* **YOUR TASK**
Omit any picture, and return the remaining data exactly as written.

* **AVAILABLE RECORDS**
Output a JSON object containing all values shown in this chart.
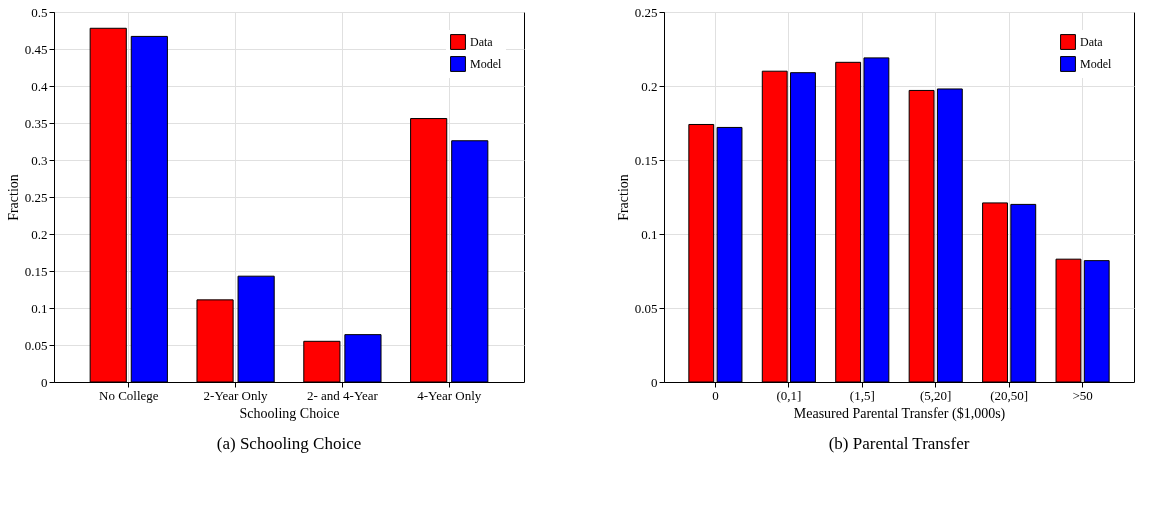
{
  "chart_data": [
    {
      "type": "bar",
      "xlabel": "Schooling Choice",
      "ylabel": "Fraction",
      "categories": [
        "No College",
        "2-Year Only",
        "2- and 4-Year",
        "4-Year Only"
      ],
      "series": [
        {
          "name": "Data",
          "color": "#ff0000",
          "values": [
            0.478,
            0.111,
            0.055,
            0.356
          ]
        },
        {
          "name": "Model",
          "color": "#0000ff",
          "values": [
            0.467,
            0.143,
            0.064,
            0.326
          ]
        }
      ],
      "ylim": [
        0,
        0.5
      ],
      "yticks": [
        0,
        0.05,
        0.1,
        0.15,
        0.2,
        0.25,
        0.3,
        0.35,
        0.4,
        0.45,
        0.5
      ],
      "grid": true,
      "legend": "top right",
      "annotations": [
        "(a) Schooling Choice"
      ]
    },
    {
      "type": "bar",
      "xlabel": "Measured Parental Transfer ($1,000s)",
      "ylabel": "Fraction",
      "categories": [
        "0",
        "(0,1]",
        "(1,5]",
        "(5,20]",
        "(20,50]",
        ">50"
      ],
      "series": [
        {
          "name": "Data",
          "color": "#ff0000",
          "values": [
            0.174,
            0.21,
            0.216,
            0.197,
            0.121,
            0.083
          ]
        },
        {
          "name": "Model",
          "color": "#0000ff",
          "values": [
            0.172,
            0.209,
            0.219,
            0.198,
            0.12,
            0.082
          ]
        }
      ],
      "ylim": [
        0,
        0.25
      ],
      "yticks": [
        0,
        0.05,
        0.1,
        0.15,
        0.2,
        0.25
      ],
      "grid": true,
      "legend": "top right",
      "annotations": [
        "(b) Parental Transfer"
      ]
    }
  ]
}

* **WORKED SOLUTION**
Output a JSON object containing all values shown in this chart.
{
  "chart_data": [
    {
      "type": "bar",
      "xlabel": "Schooling Choice",
      "ylabel": "Fraction",
      "categories": [
        "No College",
        "2-Year Only",
        "2- and 4-Year",
        "4-Year Only"
      ],
      "series": [
        {
          "name": "Data",
          "color": "#ff0000",
          "values": [
            0.478,
            0.111,
            0.055,
            0.356
          ]
        },
        {
          "name": "Model",
          "color": "#0000ff",
          "values": [
            0.467,
            0.143,
            0.064,
            0.326
          ]
        }
      ],
      "ylim": [
        0,
        0.5
      ],
      "yticks": [
        0,
        0.05,
        0.1,
        0.15,
        0.2,
        0.25,
        0.3,
        0.35,
        0.4,
        0.45,
        0.5
      ],
      "grid": true,
      "legend": "top right",
      "annotations": [
        "(a) Schooling Choice"
      ]
    },
    {
      "type": "bar",
      "xlabel": "Measured Parental Transfer ($1,000s)",
      "ylabel": "Fraction",
      "categories": [
        "0",
        "(0,1]",
        "(1,5]",
        "(5,20]",
        "(20,50]",
        ">50"
      ],
      "series": [
        {
          "name": "Data",
          "color": "#ff0000",
          "values": [
            0.174,
            0.21,
            0.216,
            0.197,
            0.121,
            0.083
          ]
        },
        {
          "name": "Model",
          "color": "#0000ff",
          "values": [
            0.172,
            0.209,
            0.219,
            0.198,
            0.12,
            0.082
          ]
        }
      ],
      "ylim": [
        0,
        0.25
      ],
      "yticks": [
        0,
        0.05,
        0.1,
        0.15,
        0.2,
        0.25
      ],
      "grid": true,
      "legend": "top right",
      "annotations": [
        "(b) Parental Transfer"
      ]
    }
  ]
}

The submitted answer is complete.